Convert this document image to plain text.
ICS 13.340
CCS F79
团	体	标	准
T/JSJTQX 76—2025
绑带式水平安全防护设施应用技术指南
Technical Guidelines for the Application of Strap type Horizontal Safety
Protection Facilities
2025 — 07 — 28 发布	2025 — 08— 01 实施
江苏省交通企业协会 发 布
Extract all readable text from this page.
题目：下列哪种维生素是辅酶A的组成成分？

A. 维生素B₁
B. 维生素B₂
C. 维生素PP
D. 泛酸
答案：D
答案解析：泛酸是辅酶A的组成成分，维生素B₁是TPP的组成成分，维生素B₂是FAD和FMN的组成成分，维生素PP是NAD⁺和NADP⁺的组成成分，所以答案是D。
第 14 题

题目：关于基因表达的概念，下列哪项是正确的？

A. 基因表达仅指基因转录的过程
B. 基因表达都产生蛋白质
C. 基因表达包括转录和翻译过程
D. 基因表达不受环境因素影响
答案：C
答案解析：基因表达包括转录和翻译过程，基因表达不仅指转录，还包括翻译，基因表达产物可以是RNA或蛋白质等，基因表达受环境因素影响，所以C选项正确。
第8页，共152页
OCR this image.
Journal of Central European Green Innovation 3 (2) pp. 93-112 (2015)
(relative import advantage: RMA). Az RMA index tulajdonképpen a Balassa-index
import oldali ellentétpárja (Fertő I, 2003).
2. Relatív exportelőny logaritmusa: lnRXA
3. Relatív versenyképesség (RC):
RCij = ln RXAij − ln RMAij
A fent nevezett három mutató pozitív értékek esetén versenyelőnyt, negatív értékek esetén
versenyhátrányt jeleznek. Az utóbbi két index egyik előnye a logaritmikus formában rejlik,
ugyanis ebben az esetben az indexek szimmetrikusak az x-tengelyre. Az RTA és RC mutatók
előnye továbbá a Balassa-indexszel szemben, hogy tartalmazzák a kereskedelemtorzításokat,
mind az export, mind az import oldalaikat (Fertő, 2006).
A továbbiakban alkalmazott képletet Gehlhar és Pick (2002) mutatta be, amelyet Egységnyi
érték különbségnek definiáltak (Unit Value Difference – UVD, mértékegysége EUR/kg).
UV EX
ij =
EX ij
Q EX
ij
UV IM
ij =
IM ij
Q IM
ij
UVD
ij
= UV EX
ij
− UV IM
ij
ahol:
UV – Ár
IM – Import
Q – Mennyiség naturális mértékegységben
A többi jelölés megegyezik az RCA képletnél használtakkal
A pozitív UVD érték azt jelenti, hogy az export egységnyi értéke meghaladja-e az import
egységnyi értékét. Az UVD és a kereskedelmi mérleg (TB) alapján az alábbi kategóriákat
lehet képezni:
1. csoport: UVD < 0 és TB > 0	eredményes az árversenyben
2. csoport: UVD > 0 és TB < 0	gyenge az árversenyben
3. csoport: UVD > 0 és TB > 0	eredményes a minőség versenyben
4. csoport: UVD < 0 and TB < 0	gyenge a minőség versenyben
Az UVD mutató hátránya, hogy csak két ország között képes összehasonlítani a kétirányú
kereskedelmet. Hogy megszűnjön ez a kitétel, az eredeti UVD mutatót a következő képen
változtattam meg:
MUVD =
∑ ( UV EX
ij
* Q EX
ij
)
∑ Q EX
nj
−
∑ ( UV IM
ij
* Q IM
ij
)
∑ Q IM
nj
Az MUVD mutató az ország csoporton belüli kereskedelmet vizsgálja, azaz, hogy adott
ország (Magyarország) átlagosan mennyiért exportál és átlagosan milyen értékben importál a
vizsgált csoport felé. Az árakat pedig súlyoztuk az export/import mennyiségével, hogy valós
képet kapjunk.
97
══════════════════════════════
*Your task*.
Look through the listing and extract every line with "eredményes" in it.

*Result below*.
1. csoport: UVD < 0 és TB > 0	eredményes az árversenyben
3. csoport: UVD > 0 és TB > 0	eredményes a minőség versenyben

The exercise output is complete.